[Dataset rows about figures]
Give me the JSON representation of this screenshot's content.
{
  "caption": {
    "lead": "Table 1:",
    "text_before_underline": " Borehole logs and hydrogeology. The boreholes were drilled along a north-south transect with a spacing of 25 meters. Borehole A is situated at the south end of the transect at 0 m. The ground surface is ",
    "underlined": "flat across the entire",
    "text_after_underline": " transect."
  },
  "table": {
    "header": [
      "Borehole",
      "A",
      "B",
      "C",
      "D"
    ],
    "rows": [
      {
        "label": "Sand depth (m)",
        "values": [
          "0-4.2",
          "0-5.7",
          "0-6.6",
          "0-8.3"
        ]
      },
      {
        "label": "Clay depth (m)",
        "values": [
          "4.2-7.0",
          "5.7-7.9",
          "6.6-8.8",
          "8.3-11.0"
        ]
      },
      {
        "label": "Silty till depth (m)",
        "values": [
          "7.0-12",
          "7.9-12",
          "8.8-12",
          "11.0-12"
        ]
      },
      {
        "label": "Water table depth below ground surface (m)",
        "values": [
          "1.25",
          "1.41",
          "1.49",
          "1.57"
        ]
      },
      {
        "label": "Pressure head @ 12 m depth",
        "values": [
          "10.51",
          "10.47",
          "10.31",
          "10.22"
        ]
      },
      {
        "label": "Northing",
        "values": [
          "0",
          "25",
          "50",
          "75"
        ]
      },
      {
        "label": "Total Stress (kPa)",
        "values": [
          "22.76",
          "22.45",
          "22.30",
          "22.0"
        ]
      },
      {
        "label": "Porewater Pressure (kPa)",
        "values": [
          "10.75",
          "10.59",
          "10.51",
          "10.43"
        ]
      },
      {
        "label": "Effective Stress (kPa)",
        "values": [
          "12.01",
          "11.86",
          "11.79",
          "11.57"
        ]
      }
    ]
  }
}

▶ **TASK DESCRIPTION**
Copy out the full listing exactly.

▶ **SOLVED PROBLEM**
Give me the JSON representation of this screenshot's content.
{
  "caption": {
    "lead": "Table 1:",
    "text_before_underline": " Borehole logs and hydrogeology. The boreholes were drilled along a north-south transect with a spacing of 25 meters. Borehole A is situated at the south end of the transect at 0 m. The ground surface is ",
    "underlined": "flat across the entire",
    "text_after_underline": " transect."
  },
  "table": {
    "header": [
      "Borehole",
      "A",
      "B",
      "C",
      "D"
    ],
    "rows": [
      {
        "label": "Sand depth (m)",
        "values": [
          "0-4.2",
          "0-5.7",
          "0-6.6",
          "0-8.3"
        ]
      },
      {
        "label": "Clay depth (m)",
        "values": [
          "4.2-7.0",
          "5.7-7.9",
          "6.6-8.8",
          "8.3-11.0"
        ]
      },
      {
        "label": "Silty till depth (m)",
        "values": [
          "7.0-12",
          "7.9-12",
          "8.8-12",
          "11.0-12"
        ]
      },
      {
        "label": "Water table depth below ground surface (m)",
        "values": [
          "1.25",
          "1.41",
          "1.49",
          "1.57"
        ]
      },
      {
        "label": "Pressure head @ 12 m depth",
        "values": [
          "10.51",
          "10.47",
          "10.31",
          "10.22"
        ]
      },
      {
        "label": "Northing",
        "values": [
          "0",
          "25",
          "50",
          "75"
        ]
      },
      {
        "label": "Total Stress (kPa)",
        "values": [
          "22.76",
          "22.45",
          "22.30",
          "22.0"
        ]
      },
      {
        "label": "Porewater Pressure (kPa)",
        "values": [
          "10.75",
          "10.59",
          "10.51",
          "10.43"
        ]
      },
      {
        "label": "Effective Stress (kPa)",
        "values": [
          "12.01",
          "11.86",
          "11.79",
          "11.57"
        ]
      }
    ]
  }
}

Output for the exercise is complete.